_What you have to do:_ Where a line below holds the string "ylabel", copy that line.

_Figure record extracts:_

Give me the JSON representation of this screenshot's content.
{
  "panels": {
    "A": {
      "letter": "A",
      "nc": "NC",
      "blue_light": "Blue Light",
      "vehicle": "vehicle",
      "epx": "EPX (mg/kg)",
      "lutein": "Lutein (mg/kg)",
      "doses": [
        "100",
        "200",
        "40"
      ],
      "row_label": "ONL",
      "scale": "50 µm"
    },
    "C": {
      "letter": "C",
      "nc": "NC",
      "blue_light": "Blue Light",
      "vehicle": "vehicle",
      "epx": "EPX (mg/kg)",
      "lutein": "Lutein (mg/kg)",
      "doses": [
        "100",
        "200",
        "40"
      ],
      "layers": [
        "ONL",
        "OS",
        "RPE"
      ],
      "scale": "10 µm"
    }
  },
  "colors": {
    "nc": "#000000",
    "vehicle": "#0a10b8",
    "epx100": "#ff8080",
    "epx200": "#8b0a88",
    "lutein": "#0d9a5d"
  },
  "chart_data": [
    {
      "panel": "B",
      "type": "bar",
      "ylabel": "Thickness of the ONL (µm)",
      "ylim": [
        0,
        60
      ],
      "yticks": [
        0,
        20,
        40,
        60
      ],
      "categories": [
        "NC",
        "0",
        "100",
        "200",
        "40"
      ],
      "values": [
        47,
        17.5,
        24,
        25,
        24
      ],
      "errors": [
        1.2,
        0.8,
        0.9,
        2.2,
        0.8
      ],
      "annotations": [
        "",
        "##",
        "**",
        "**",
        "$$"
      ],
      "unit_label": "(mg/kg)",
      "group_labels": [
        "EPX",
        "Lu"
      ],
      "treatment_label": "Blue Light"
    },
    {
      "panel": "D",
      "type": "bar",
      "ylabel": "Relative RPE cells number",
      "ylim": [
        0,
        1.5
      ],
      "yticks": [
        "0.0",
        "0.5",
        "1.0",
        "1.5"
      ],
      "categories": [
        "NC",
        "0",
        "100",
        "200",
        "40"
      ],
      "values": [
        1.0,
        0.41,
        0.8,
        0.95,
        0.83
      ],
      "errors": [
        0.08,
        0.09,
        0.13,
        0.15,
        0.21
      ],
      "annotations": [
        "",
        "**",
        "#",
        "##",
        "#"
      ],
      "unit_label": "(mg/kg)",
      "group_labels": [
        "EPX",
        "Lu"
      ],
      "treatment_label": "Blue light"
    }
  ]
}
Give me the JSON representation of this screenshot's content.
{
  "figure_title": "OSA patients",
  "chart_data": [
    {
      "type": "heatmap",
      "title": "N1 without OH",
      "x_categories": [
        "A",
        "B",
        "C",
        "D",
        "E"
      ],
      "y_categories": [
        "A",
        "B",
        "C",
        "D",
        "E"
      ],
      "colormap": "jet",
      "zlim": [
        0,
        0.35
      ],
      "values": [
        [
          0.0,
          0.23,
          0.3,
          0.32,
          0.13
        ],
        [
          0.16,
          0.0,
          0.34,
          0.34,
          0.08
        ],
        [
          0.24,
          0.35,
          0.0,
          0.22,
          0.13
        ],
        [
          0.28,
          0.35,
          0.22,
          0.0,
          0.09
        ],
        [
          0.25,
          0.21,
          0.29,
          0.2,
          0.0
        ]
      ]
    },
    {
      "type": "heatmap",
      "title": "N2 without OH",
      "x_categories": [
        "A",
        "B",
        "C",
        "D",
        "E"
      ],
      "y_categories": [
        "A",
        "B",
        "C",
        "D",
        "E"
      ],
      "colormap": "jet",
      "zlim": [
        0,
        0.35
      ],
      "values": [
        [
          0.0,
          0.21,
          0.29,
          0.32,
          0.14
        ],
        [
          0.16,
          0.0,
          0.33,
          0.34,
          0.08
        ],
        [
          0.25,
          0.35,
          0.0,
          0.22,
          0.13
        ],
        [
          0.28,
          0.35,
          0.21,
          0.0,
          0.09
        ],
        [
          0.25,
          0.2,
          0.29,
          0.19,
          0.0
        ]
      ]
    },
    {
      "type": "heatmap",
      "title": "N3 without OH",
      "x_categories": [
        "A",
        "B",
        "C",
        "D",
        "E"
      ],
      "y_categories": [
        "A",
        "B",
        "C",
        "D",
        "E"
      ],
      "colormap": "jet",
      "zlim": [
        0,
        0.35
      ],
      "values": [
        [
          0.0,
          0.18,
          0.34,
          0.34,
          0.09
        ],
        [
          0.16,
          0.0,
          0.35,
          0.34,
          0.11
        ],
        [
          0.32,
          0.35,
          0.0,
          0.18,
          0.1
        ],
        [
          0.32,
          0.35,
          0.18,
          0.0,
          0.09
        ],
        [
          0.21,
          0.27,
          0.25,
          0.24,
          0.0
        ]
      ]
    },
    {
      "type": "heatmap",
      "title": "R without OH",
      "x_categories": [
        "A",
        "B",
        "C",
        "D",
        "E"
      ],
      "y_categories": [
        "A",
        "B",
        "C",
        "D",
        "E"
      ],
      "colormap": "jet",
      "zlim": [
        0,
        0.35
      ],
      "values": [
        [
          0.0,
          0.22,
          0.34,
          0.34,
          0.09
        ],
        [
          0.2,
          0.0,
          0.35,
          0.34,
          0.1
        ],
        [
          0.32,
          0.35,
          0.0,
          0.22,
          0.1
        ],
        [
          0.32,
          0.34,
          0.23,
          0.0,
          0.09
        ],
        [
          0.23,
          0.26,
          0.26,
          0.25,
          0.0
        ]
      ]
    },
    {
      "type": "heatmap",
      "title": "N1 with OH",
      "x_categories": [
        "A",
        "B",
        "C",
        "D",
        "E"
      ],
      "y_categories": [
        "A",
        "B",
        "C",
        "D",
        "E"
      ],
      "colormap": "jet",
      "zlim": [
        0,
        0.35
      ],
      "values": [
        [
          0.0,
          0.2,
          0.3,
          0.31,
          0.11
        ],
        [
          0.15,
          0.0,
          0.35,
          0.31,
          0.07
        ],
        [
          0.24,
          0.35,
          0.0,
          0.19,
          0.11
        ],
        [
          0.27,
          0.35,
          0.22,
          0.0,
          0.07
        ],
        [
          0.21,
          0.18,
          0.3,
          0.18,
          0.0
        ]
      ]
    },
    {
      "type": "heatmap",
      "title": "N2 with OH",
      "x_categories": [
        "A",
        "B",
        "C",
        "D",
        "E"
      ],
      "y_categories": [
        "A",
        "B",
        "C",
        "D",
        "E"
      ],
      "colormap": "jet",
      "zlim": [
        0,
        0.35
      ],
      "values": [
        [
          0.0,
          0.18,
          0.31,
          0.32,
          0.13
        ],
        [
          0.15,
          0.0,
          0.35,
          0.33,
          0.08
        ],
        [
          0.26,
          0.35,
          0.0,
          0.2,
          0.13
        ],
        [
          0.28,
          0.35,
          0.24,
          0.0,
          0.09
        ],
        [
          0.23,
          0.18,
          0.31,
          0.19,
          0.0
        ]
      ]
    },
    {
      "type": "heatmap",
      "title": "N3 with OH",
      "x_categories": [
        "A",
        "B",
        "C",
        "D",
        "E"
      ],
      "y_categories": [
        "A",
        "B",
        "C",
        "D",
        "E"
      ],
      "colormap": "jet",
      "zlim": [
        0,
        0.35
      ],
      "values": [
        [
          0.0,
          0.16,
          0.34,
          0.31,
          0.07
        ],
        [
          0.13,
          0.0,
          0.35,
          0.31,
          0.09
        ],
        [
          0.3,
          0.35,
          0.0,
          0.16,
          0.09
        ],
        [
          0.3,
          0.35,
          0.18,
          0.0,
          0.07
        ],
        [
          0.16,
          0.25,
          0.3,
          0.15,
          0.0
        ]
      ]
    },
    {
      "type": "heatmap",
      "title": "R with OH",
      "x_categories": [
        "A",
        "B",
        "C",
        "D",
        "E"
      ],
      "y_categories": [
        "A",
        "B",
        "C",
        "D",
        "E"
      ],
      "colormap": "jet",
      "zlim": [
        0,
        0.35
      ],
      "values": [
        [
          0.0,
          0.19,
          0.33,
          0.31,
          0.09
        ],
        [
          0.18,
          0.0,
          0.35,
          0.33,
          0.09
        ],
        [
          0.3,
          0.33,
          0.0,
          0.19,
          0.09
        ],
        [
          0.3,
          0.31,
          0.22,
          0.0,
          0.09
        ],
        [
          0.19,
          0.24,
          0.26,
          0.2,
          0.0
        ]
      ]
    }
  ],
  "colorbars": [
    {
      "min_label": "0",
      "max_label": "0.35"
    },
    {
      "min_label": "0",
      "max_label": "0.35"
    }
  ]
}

_Exercise solution:_
      "ylabel": "Thickness of the ONL (µm)",
      "ylabel": "Relative RPE cells number",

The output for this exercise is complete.